## Written problem
Pick out each line below containing "Cédric".
====
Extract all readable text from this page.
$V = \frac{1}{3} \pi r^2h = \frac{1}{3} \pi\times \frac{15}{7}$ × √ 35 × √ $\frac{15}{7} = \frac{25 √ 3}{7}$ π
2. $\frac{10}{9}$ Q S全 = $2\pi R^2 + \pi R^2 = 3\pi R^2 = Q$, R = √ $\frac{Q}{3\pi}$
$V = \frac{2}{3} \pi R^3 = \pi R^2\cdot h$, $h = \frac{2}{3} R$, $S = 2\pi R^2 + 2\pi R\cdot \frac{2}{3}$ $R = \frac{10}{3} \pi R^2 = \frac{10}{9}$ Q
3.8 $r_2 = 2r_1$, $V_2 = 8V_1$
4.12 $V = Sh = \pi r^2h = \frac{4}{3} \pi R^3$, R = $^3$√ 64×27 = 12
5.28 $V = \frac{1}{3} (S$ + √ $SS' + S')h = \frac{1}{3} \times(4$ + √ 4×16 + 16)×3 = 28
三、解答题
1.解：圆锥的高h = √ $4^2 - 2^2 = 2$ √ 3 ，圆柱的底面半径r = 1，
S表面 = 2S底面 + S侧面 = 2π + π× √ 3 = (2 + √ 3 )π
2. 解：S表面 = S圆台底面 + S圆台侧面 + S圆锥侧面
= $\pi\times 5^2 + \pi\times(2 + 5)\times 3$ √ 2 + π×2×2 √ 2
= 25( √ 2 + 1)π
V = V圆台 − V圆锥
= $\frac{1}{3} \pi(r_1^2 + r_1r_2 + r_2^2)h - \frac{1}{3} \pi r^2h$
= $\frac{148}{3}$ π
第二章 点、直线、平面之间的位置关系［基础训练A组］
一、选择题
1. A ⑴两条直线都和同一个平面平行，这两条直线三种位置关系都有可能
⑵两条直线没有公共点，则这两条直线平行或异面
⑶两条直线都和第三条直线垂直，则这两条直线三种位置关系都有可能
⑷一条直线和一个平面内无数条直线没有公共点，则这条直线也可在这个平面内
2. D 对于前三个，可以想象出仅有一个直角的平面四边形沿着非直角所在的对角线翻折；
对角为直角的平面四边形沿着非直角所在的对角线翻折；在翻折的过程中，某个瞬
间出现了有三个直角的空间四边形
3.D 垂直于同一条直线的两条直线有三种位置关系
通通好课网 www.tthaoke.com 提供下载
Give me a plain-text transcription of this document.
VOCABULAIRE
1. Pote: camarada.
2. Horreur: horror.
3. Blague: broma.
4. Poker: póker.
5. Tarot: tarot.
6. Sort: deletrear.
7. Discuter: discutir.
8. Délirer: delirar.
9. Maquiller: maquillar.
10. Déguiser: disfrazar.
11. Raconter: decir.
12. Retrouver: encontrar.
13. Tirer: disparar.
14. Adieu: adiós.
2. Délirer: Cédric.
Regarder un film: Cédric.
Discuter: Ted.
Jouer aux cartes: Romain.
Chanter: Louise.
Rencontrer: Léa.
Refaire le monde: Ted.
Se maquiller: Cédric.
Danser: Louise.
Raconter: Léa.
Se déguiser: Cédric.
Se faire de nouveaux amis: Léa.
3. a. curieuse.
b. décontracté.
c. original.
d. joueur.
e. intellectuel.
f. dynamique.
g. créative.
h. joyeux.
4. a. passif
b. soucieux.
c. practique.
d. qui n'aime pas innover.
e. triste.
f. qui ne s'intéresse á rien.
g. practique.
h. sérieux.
====
## Task answer
2. Délirer: Cédric.
Regarder un film: Cédric.
Se maquiller: Cédric.
Se déguiser: Cédric.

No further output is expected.